Your instructions: Rewrite only the lines between the one holding "page-title: City of" and the one holding "city-seal-logo: CITY OF", inclusive, swapping "Ages" for "Aged" and changing nothing else.

Entries supplied:
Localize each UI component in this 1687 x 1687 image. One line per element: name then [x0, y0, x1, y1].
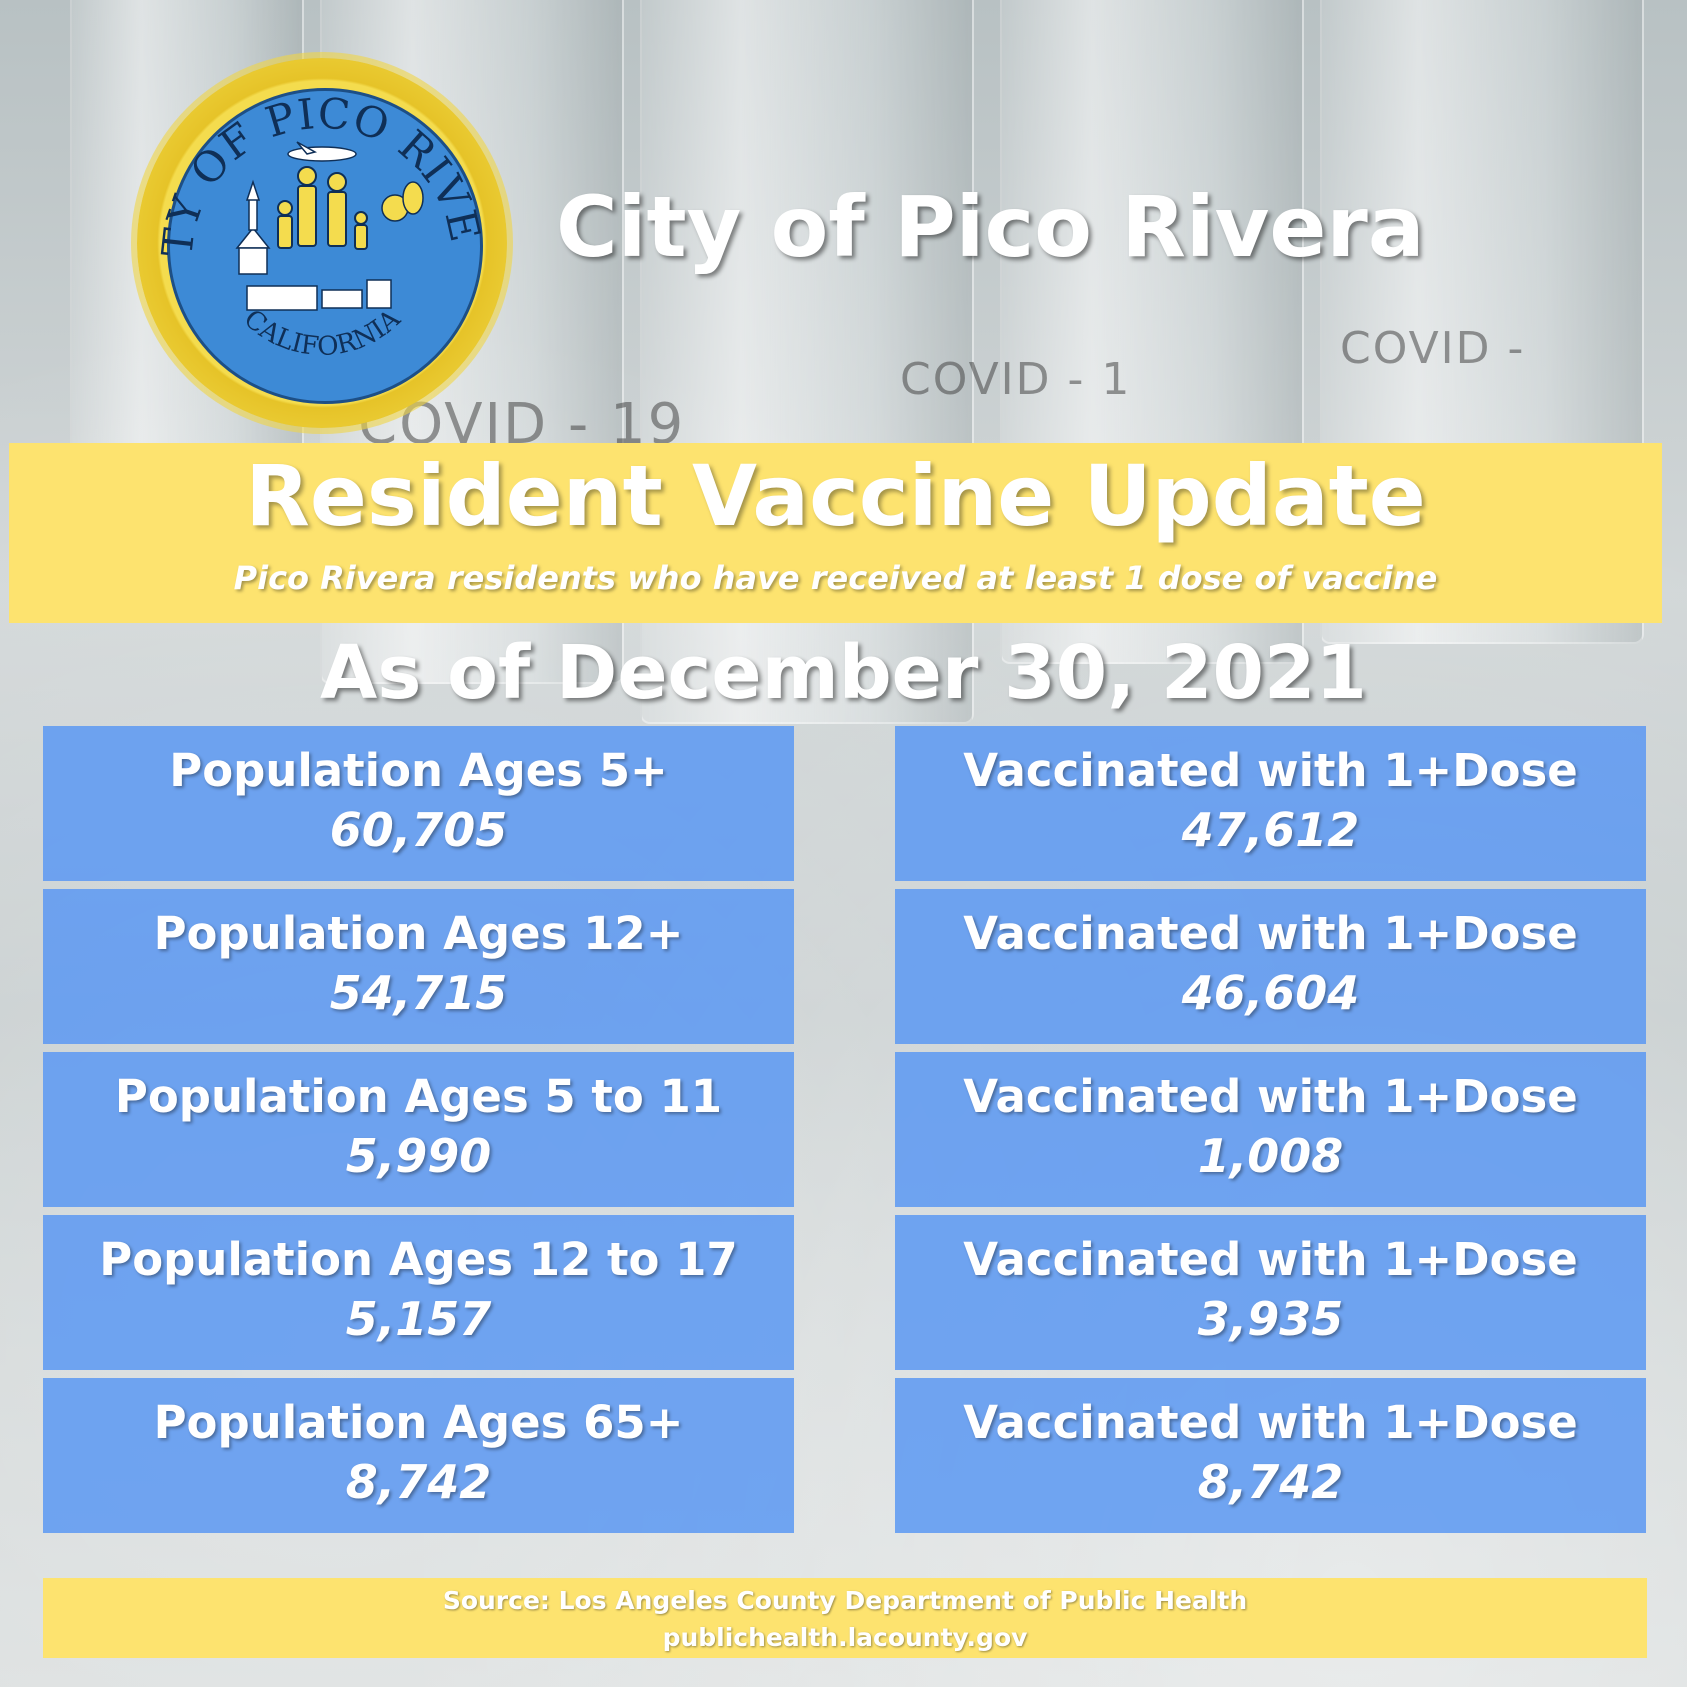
page-title: City of Pico Rivera — [556, 178, 1425, 276]
population-cell: Population Ages 12+ 54,715 — [43, 889, 794, 1044]
vaccinated-cell: Vaccinated with 1+Dose 46,604 — [895, 889, 1646, 1044]
population-label: Population Ages 5 to 11 — [114, 1070, 723, 1123]
vaccinated-cell: Vaccinated with 1+Dose 8,742 — [895, 1378, 1646, 1533]
population-cell: Population Ages 65+ 8,742 — [43, 1378, 794, 1533]
vaccinated-column: Vaccinated with 1+Dose 47,612 Vaccinated… — [895, 726, 1646, 1541]
city-seal-logo: CITY OF PICO RIVERA CALIFORNIA — [137, 58, 507, 428]
population-cell: Population Ages 5 to 11 5,990 — [43, 1052, 794, 1207]
vaccinated-label: Vaccinated with 1+Dose — [963, 744, 1578, 797]
banner-subtitle: Pico Rivera residents who have received … — [233, 559, 1438, 597]
seal-bottom-text: CALIFORNIA — [238, 303, 407, 362]
population-label: Population Ages 65+ — [153, 1396, 684, 1449]
vaccinated-value: 8,742 — [1197, 1455, 1344, 1509]
vaccinated-value: 47,612 — [1181, 803, 1360, 857]
population-cell: Population Ages 12 to 17 5,157 — [43, 1215, 794, 1370]
vaccinated-cell: Vaccinated with 1+Dose 1,008 — [895, 1052, 1646, 1207]
vaccinated-label: Vaccinated with 1+Dose — [963, 1396, 1578, 1449]
vaccinated-value: 1,008 — [1197, 1129, 1344, 1183]
vaccinated-cell: Vaccinated with 1+Dose 47,612 — [895, 726, 1646, 881]
source-url: publichealth.lacounty.gov — [662, 1623, 1028, 1652]
factory-icon — [246, 279, 392, 311]
as-of-date: As of December 30, 2021 — [320, 630, 1367, 716]
source-text: Source: Los Angeles County Department of… — [442, 1586, 1248, 1615]
population-value: 5,990 — [345, 1129, 492, 1183]
vaccinated-cell: Vaccinated with 1+Dose 3,935 — [895, 1215, 1646, 1370]
banner-title: Resident Vaccine Update — [245, 447, 1426, 545]
population-value: 54,715 — [329, 966, 508, 1020]
family-figures — [277, 166, 368, 250]
fruit-icon — [381, 181, 424, 222]
population-value: 8,742 — [345, 1455, 492, 1509]
population-label: Population Ages 5+ — [169, 744, 668, 797]
population-value: 5,157 — [345, 1292, 492, 1346]
population-column: Population Ages 5+ 60,705 Population Age… — [43, 726, 794, 1541]
svg-text:CALIFORNIA: CALIFORNIA — [238, 303, 407, 362]
church-icon — [235, 179, 271, 275]
airplane-icon — [287, 141, 357, 162]
vaccinated-label: Vaccinated with 1+Dose — [963, 1233, 1578, 1286]
vaccinated-label: Vaccinated with 1+Dose — [963, 907, 1578, 960]
vaccinated-value: 3,935 — [1197, 1292, 1344, 1346]
vaccinated-label: Vaccinated with 1+Dose — [963, 1070, 1578, 1123]
seal-center — [167, 88, 483, 404]
update-banner: Resident Vaccine Update Pico Rivera resi… — [9, 443, 1662, 623]
vaccinated-value: 46,604 — [1181, 966, 1360, 1020]
vial-label: COVID - — [1340, 323, 1526, 374]
population-label: Population Ages 12+ — [153, 907, 684, 960]
population-value: 60,705 — [329, 803, 508, 857]
source-footer: Source: Los Angeles County Department of… — [43, 1578, 1647, 1658]
seal-artwork: CITY OF PICO RIVERA CALIFORNIA — [137, 58, 489, 362]
population-cell: Population Ages 5+ 60,705 — [43, 726, 794, 881]
population-label: Population Ages 12 to 17 — [99, 1233, 738, 1286]
vial-label: COVID - 1 — [900, 354, 1132, 405]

Result for this exercise:
page-title: City of Pico Rivera — [556, 178, 1425, 276]
population-cell: Population Aged 12+ 54,715 — [43, 889, 794, 1044]
vaccinated-cell: Vaccinated with 1+Dose 46,604 — [895, 889, 1646, 1044]
population-label: Population Aged 5 to 11 — [114, 1070, 723, 1123]
vaccinated-cell: Vaccinated with 1+Dose 8,742 — [895, 1378, 1646, 1533]
population-cell: Population Aged 65+ 8,742 — [43, 1378, 794, 1533]
vaccinated-column: Vaccinated with 1+Dose 47,612 Vaccinated… — [895, 726, 1646, 1541]
city-seal-logo: CITY OF PICO RIVERA CALIFORNIA — [137, 58, 507, 428]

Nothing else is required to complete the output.